Aim
The records should be repeated word for word, pictures excluded.
>>>
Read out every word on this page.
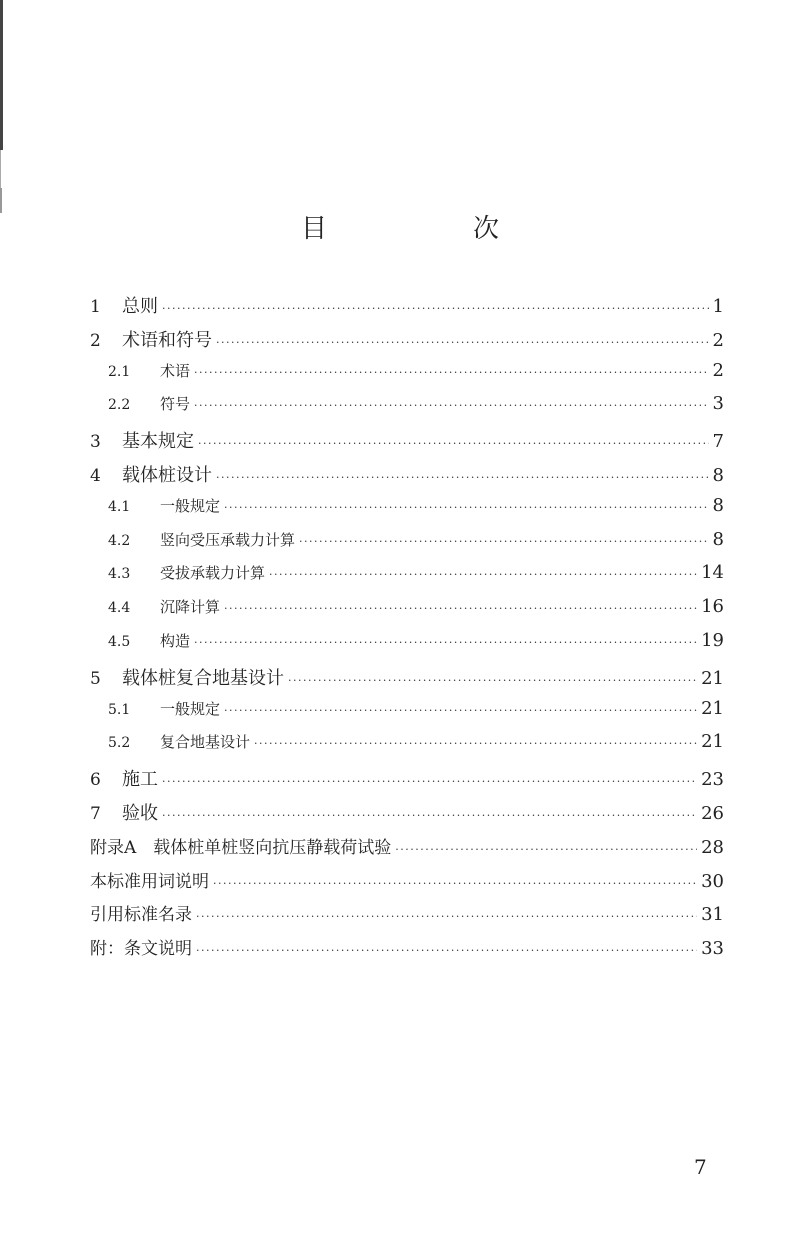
目　次
1	总则 ·····	1
2	术语和符号 ·····	2
2.1	术语 ·····	2
2.2	符号 ·····	3
3	基本规定 ·····	7
4	载体桩设计 ·····	8
4.1	一般规定 ·····	8
4.2	竖向受压承载力计算 ·····	8
4.3	受拔承载力计算 ·····	14
4.4	沉降计算 ·····	16
4.5	构造 ·····	19
5	载体桩复合地基设计 ·····	21
5.1	一般规定 ·····	21
5.2	复合地基设计 ·····	21
6	施工 ·····	23
7	验收 ·····	26
附录A　载体桩单桩竖向抗压静载荷试验 ·····	28
本标准用词说明 ·····	30
引用标准名录 ·····	31
附：条文说明 ·····	33
7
<<<
Exercise output
Read out every word on this page.
目　次
1	总则 ·····	1
2	术语和符号 ·····	2
2.1	术语 ·····	2
2.2	符号 ·····	3
3	基本规定 ·····	7
4	载体桩设计 ·····	8
4.1	一般规定 ·····	8
4.2	竖向受压承载力计算 ·····	8
4.3	受拔承载力计算 ·····	14
4.4	沉降计算 ·····	16
4.5	构造 ·····	19
5	载体桩复合地基设计 ·····	21
5.1	一般规定 ·····	21
5.2	复合地基设计 ·····	21
6	施工 ·····	23
7	验收 ·····	26
附录A　载体桩单桩竖向抗压静载荷试验 ·····	28
本标准用词说明 ·····	30
引用标准名录 ·····	31
附：条文说明 ·····	33
7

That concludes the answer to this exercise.